>> Begin Information shown
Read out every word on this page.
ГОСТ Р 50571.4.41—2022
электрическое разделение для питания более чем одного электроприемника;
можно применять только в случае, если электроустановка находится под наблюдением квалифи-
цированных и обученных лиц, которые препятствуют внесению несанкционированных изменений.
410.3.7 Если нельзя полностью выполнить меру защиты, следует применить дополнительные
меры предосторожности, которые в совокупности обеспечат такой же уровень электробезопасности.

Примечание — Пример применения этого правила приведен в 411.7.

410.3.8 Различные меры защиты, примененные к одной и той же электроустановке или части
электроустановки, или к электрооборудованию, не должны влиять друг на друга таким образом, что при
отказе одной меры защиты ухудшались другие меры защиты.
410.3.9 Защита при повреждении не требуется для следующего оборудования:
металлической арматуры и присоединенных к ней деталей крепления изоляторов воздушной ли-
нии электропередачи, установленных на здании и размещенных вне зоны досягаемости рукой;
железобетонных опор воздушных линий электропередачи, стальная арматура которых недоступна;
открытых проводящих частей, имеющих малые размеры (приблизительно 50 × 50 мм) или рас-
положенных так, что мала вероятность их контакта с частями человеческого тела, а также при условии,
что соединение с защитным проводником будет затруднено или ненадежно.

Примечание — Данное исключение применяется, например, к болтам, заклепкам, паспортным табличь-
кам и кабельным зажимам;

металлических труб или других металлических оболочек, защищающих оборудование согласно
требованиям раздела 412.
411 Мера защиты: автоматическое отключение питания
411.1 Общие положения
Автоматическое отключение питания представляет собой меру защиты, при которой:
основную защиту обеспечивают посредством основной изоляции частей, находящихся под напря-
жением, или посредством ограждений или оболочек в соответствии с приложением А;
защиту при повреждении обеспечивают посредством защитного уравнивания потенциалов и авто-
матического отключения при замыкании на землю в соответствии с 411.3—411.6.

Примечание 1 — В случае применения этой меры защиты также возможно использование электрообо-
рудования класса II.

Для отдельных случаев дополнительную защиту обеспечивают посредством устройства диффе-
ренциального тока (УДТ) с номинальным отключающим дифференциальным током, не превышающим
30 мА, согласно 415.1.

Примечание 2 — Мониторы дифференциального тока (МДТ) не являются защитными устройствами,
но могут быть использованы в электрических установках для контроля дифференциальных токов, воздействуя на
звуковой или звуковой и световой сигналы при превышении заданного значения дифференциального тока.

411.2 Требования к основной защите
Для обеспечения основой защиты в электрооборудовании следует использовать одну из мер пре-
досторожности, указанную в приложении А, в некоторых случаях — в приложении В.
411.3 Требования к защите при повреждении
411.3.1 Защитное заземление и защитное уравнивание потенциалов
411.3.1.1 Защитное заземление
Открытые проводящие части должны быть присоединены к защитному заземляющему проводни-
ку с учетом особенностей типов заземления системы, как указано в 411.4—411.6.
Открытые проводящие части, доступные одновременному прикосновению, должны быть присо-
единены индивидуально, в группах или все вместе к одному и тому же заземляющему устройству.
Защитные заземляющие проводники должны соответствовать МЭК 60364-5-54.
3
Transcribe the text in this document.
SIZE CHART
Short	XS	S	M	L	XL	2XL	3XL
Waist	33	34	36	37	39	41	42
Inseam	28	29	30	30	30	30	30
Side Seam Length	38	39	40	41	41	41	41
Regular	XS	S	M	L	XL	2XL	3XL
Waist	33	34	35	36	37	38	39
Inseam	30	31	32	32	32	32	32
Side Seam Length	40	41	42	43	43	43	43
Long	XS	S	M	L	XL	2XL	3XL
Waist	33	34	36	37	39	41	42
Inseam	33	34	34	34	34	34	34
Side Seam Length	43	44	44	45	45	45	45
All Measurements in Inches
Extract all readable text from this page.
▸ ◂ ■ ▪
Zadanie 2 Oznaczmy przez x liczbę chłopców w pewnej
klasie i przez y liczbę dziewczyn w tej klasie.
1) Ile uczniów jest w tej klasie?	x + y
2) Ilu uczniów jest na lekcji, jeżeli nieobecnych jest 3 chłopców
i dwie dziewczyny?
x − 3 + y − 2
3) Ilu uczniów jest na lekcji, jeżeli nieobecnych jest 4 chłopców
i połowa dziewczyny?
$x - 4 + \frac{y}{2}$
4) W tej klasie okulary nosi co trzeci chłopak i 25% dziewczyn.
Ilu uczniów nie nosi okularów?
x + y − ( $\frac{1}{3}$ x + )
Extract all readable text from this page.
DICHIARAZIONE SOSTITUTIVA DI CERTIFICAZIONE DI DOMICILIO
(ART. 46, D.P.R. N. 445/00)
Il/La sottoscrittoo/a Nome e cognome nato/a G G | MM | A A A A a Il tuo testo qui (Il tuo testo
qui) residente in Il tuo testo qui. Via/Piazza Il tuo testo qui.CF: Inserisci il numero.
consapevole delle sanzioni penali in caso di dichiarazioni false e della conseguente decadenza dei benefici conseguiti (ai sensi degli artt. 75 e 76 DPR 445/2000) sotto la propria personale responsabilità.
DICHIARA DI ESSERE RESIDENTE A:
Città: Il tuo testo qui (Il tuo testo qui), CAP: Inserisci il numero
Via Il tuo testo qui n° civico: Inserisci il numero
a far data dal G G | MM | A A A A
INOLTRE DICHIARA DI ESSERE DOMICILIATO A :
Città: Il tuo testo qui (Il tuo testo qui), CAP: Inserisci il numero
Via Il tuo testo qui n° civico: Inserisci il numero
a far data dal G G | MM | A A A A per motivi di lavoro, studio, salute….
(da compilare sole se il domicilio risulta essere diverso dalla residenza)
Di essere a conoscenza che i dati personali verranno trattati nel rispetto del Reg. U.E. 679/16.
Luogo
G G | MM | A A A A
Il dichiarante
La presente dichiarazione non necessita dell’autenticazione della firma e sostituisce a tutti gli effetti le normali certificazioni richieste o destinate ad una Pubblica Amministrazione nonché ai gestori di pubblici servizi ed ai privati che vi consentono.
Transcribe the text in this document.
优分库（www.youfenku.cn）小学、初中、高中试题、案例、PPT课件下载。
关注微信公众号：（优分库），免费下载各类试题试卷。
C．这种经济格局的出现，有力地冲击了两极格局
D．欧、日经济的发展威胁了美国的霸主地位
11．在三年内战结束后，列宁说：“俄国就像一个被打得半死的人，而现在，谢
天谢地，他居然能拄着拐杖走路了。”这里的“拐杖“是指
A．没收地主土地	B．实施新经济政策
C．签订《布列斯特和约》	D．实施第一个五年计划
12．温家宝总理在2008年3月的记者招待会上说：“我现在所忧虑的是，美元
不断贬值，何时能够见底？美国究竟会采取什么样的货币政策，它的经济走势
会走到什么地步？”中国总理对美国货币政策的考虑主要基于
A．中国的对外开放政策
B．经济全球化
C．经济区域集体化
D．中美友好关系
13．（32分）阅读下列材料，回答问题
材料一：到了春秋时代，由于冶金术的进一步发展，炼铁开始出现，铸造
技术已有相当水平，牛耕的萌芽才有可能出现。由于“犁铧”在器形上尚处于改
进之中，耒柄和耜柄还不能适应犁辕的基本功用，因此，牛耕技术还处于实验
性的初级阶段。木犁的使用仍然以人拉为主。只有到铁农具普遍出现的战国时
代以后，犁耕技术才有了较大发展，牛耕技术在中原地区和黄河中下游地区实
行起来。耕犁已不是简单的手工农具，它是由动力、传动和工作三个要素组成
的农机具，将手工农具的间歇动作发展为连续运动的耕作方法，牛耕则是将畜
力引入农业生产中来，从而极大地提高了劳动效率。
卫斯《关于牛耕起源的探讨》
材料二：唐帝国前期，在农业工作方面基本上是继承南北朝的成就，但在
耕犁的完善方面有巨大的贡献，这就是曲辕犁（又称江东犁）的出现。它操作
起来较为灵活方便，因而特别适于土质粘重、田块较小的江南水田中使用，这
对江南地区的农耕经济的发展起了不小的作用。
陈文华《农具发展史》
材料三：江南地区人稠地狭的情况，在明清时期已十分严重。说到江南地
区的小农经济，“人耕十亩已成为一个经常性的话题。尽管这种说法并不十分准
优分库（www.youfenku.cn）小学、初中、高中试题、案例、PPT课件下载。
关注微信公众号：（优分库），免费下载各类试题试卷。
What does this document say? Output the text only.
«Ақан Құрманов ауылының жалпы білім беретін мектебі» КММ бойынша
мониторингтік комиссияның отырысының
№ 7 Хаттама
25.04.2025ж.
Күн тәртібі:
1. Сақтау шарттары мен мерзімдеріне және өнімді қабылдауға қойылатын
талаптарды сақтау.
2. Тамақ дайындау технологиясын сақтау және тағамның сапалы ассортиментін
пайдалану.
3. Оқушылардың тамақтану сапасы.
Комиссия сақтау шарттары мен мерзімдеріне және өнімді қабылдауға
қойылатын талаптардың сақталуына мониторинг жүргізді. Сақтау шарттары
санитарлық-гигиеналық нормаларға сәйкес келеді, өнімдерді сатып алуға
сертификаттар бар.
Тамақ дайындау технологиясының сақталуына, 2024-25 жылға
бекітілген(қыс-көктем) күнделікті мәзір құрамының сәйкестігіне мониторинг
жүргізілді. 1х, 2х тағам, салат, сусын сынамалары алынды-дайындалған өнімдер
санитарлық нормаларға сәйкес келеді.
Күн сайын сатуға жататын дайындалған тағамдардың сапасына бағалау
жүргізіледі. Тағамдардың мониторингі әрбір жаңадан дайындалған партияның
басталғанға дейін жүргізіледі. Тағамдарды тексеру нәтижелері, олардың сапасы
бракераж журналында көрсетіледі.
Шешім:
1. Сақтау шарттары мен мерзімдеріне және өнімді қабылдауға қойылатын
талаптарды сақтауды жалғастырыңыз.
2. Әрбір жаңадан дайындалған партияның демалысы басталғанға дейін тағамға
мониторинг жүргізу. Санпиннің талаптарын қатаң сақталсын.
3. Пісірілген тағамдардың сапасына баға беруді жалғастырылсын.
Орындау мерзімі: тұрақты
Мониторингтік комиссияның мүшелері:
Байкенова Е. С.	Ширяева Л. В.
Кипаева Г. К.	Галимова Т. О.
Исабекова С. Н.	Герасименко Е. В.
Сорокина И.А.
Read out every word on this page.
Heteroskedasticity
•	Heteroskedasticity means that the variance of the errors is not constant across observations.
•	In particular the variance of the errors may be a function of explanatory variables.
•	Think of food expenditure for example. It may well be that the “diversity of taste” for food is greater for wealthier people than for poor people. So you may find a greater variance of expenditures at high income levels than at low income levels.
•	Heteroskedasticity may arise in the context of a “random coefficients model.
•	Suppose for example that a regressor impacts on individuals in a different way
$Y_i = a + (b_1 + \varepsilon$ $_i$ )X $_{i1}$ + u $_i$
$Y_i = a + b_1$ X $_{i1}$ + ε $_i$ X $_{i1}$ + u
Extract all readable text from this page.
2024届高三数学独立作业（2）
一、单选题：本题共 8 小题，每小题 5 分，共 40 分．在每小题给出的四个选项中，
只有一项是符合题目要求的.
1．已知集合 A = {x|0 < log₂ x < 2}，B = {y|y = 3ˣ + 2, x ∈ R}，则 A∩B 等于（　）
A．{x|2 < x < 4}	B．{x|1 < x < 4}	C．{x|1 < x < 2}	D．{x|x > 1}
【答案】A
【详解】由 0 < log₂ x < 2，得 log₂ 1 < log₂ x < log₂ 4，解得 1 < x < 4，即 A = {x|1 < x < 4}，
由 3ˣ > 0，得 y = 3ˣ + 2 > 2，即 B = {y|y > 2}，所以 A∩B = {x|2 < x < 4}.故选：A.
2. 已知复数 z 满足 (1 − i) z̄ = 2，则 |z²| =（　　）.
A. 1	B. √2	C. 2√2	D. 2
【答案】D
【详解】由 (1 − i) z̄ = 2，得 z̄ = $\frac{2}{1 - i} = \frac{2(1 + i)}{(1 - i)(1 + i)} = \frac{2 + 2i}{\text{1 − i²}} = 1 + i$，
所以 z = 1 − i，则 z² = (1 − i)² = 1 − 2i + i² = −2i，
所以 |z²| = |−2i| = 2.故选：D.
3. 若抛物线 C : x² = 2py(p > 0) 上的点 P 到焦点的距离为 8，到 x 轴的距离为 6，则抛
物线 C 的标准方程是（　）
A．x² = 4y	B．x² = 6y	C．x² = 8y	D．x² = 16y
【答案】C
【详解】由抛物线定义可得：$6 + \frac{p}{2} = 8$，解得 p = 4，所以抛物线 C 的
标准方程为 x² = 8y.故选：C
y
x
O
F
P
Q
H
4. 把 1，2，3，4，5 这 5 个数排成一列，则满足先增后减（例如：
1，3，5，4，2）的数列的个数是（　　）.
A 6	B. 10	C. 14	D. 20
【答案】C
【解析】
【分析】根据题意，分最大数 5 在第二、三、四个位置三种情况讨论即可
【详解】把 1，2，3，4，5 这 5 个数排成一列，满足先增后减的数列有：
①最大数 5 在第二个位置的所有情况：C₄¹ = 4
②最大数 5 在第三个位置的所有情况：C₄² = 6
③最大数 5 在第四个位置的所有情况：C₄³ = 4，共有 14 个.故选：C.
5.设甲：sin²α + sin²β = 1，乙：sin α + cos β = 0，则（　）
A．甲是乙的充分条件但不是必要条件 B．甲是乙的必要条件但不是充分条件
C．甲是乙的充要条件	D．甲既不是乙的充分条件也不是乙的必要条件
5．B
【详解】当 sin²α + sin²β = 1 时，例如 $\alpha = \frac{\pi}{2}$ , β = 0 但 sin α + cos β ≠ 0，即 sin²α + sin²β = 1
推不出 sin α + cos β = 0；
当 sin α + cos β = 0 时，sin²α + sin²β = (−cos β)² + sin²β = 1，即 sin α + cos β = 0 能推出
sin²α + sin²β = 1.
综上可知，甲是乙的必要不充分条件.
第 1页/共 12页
>> End Information shown
Aim: Extract, from the material above, each line holding the word "Heteroskedasticity".

Worked solution:
Heteroskedasticity
•	Heteroskedasticity means that the variance of the errors is not constant across observations.
•	Heteroskedasticity may arise in the context of a “random coefficients model.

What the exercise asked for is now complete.